* Work to complete
Locate all lines with the word "ylabel". Copy them.

* Given information
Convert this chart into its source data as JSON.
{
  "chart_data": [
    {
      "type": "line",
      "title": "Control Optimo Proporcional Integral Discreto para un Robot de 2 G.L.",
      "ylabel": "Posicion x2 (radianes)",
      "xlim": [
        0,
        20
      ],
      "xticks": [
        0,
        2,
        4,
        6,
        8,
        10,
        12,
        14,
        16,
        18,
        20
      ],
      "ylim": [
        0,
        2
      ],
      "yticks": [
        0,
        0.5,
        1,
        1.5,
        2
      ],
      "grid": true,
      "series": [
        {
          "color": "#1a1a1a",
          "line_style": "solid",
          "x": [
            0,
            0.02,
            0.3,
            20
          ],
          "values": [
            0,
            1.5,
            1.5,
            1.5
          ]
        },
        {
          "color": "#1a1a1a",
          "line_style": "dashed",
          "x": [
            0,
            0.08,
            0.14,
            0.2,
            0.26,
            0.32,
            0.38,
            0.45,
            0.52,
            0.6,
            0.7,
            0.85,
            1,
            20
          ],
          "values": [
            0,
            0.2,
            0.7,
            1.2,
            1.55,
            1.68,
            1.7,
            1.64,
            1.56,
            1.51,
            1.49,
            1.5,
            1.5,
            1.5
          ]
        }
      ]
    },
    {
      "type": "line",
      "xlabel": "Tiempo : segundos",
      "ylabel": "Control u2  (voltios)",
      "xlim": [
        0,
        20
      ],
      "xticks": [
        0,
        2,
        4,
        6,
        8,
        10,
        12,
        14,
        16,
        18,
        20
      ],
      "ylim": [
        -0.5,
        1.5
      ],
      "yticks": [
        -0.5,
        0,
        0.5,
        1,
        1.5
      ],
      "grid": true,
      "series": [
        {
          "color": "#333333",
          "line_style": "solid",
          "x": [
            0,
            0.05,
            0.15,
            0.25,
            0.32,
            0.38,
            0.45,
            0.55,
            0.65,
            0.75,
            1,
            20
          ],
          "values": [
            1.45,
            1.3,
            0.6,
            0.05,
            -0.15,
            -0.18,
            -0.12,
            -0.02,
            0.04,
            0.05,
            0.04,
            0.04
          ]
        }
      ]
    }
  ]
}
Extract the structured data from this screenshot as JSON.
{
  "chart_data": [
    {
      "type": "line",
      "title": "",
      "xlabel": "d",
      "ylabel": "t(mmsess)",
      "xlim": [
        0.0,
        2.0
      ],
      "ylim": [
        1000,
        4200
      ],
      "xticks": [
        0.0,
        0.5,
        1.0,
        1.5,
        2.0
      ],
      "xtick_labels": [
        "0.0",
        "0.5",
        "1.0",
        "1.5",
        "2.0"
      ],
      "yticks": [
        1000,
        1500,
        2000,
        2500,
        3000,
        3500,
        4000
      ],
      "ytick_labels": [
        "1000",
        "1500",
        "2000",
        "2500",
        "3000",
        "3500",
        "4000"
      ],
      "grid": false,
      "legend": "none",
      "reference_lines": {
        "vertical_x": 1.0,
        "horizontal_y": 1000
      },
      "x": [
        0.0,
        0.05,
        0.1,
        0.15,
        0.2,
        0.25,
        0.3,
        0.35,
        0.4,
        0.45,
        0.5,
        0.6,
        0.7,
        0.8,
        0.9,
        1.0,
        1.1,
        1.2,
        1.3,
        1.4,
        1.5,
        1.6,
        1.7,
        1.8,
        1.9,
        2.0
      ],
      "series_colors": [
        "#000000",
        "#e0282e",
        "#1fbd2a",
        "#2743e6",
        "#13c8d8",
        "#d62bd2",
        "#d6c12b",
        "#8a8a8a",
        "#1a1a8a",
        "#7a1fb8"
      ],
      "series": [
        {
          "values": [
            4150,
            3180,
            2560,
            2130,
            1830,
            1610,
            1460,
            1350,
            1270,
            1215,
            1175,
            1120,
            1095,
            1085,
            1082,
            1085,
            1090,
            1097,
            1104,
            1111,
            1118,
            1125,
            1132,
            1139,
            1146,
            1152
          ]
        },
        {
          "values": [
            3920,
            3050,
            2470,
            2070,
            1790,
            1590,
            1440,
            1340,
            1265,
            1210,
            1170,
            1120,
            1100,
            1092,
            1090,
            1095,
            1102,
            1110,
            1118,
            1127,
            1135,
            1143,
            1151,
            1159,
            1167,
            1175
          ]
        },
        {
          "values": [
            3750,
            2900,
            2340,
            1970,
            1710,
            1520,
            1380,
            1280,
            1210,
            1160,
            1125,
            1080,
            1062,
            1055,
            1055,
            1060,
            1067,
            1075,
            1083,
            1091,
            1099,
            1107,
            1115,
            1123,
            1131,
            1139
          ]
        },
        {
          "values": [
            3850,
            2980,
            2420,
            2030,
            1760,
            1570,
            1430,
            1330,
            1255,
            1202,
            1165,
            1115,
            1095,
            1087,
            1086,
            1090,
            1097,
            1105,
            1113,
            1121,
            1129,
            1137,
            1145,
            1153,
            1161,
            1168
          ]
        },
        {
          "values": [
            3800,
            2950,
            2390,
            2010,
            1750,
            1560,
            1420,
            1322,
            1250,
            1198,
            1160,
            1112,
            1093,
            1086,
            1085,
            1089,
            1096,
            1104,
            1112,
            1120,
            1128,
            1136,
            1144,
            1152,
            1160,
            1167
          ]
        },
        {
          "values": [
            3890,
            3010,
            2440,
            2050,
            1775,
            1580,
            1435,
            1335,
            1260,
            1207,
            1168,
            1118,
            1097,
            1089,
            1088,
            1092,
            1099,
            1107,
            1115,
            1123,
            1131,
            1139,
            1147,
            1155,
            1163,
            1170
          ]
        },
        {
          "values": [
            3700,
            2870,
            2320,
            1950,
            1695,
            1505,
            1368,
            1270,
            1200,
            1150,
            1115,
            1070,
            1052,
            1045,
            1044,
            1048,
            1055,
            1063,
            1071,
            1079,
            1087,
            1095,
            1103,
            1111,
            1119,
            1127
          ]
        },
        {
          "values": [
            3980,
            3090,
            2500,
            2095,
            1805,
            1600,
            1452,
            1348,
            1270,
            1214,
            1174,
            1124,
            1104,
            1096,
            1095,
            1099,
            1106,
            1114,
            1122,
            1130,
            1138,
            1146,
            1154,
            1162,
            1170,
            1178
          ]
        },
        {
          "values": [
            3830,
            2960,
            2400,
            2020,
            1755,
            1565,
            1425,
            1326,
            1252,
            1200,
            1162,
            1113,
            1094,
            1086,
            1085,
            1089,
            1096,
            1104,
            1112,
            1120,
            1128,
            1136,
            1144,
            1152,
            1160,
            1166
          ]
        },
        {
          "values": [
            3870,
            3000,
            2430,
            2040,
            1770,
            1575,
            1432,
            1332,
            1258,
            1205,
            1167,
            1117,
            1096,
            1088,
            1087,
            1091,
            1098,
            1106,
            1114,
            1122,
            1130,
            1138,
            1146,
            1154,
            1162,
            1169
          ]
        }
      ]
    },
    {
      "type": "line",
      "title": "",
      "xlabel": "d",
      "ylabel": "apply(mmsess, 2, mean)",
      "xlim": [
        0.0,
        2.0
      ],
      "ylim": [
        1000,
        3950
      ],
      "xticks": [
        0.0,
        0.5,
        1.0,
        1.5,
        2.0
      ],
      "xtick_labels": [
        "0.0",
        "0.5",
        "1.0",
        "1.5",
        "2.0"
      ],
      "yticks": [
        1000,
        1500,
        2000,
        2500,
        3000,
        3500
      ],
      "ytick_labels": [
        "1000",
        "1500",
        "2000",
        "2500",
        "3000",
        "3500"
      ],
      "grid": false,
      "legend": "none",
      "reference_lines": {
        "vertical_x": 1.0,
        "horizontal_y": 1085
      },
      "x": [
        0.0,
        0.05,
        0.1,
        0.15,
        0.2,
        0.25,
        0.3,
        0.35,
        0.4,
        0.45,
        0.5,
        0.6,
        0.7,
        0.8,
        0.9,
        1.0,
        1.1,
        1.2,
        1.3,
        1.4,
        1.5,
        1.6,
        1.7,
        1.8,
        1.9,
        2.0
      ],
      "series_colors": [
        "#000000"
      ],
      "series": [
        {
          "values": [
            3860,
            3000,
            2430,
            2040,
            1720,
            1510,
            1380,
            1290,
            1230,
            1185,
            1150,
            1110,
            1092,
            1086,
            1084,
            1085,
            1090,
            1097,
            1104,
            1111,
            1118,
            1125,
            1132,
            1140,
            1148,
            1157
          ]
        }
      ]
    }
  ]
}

* Written answer
      "ylabel": "Posicion x2 (radianes)",
      "ylabel": "Control u2  (voltios)",
      "ylabel": "t(mmsess)",
      "ylabel": "apply(mmsess, 2, mean)",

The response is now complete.